▶ **Task to complete**
Gather every line holding the string "практики".

▶ **Listed records**
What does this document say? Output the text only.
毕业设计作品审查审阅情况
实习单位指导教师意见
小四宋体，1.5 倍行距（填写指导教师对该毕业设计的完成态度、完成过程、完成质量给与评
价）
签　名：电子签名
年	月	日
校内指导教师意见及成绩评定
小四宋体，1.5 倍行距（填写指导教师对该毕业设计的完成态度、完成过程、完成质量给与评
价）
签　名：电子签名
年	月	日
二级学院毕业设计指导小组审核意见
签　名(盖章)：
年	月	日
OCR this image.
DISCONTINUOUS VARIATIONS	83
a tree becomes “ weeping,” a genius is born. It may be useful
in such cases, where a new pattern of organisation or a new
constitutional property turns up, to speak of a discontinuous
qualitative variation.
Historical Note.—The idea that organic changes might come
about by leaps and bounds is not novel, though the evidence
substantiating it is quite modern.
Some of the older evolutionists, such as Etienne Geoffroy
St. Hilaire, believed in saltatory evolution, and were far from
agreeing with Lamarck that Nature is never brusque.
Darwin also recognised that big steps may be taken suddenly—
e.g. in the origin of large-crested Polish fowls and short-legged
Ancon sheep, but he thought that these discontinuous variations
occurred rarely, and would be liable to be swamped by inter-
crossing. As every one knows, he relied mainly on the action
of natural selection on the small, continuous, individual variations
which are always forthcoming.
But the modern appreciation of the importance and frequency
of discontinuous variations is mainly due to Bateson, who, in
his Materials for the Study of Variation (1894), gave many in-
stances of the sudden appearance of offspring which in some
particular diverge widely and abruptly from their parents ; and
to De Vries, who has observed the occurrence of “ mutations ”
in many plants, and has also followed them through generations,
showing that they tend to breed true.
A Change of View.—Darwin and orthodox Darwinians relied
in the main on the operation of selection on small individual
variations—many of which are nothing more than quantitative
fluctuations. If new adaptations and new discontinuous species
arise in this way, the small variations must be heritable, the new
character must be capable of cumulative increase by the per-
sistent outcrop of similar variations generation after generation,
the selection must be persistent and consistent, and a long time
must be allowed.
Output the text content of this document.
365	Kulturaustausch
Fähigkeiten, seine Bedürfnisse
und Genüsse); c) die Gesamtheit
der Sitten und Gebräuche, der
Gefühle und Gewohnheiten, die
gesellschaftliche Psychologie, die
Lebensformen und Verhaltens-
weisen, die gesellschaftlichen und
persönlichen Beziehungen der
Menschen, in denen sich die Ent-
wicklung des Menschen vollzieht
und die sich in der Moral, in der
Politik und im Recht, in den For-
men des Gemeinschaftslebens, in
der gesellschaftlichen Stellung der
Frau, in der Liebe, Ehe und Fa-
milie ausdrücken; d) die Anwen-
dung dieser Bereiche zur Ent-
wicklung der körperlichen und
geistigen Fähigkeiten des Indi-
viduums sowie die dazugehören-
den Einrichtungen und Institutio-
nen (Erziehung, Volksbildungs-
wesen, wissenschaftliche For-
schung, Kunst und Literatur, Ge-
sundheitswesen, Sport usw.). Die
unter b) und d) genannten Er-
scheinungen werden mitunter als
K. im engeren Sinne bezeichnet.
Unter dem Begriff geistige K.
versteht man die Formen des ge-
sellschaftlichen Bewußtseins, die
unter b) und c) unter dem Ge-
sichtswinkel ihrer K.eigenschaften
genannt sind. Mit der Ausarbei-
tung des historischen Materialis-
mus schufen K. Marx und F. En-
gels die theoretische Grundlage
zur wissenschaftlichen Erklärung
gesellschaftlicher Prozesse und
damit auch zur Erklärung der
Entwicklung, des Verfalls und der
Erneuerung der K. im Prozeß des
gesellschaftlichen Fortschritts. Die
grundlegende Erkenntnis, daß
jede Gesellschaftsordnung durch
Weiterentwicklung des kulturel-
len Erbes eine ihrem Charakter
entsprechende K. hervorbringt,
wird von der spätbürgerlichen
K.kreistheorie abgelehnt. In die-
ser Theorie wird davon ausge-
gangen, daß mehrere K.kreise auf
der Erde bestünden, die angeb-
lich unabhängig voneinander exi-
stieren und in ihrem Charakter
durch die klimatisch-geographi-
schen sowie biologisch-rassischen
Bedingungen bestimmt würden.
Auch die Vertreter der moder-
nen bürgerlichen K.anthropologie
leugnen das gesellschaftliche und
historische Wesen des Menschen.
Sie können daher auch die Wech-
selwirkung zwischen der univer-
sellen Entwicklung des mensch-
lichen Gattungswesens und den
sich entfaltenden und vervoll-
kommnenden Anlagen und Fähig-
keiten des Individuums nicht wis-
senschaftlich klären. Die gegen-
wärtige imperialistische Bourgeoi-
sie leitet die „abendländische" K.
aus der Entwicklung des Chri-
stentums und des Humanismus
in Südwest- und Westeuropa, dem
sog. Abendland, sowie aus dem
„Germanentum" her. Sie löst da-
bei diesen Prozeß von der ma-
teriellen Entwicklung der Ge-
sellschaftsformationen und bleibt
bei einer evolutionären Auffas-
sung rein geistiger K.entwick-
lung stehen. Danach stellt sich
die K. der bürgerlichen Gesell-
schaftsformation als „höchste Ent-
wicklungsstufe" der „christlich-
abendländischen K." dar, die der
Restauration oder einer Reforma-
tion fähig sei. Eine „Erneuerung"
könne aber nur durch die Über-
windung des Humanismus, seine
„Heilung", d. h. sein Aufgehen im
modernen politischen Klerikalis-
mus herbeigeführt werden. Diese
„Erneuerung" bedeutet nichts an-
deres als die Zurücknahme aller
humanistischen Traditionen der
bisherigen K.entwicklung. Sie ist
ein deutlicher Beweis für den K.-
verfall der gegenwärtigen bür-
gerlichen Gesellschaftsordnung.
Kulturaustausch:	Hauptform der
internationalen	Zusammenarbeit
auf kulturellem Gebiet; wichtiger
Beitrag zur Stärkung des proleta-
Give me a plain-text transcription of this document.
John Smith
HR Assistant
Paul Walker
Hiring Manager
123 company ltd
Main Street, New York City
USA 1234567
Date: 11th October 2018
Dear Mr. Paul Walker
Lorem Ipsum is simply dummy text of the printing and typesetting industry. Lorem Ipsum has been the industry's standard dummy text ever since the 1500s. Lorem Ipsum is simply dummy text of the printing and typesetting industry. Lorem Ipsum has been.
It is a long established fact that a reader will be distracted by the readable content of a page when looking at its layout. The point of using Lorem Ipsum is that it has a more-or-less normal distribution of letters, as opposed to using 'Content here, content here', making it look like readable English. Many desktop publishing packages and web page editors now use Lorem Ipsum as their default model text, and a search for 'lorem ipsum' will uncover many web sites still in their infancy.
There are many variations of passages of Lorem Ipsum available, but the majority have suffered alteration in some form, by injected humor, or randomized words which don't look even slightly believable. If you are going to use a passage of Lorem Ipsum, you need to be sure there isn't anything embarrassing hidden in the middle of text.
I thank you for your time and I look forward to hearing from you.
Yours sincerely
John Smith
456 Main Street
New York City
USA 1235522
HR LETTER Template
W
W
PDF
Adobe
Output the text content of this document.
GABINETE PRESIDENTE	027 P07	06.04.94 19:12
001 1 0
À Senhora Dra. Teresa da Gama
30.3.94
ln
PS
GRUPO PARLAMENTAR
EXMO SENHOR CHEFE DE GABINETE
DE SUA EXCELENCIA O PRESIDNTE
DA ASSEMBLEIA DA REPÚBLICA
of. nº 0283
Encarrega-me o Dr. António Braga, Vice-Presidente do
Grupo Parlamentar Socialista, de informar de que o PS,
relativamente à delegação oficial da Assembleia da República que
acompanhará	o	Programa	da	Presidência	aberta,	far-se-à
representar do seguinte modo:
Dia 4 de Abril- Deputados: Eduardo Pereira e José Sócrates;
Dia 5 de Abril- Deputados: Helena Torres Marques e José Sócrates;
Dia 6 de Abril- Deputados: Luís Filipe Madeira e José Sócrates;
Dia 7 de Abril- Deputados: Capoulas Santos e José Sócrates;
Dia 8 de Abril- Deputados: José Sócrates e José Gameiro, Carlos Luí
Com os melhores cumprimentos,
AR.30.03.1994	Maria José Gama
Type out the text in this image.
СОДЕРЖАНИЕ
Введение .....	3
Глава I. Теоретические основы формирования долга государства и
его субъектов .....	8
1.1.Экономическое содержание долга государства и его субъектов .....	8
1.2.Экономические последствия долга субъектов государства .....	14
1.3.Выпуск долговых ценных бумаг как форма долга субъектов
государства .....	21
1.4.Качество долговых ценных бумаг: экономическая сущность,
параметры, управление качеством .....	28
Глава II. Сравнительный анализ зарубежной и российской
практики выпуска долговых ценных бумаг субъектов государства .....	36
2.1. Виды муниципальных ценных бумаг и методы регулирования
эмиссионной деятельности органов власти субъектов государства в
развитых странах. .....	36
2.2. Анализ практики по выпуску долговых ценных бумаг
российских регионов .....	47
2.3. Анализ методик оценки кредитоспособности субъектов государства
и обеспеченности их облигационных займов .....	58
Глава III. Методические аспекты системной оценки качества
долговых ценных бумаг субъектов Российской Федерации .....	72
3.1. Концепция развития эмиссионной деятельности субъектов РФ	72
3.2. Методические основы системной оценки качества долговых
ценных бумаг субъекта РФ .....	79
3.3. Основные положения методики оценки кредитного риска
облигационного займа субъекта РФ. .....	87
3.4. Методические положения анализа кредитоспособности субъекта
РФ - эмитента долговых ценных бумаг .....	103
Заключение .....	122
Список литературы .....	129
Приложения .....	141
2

▶ **Complete output**
практики выпуска долговых ценных бумаг субъектов государства .....	36
2.2. Анализ практики по выпуску долговых ценных бумаг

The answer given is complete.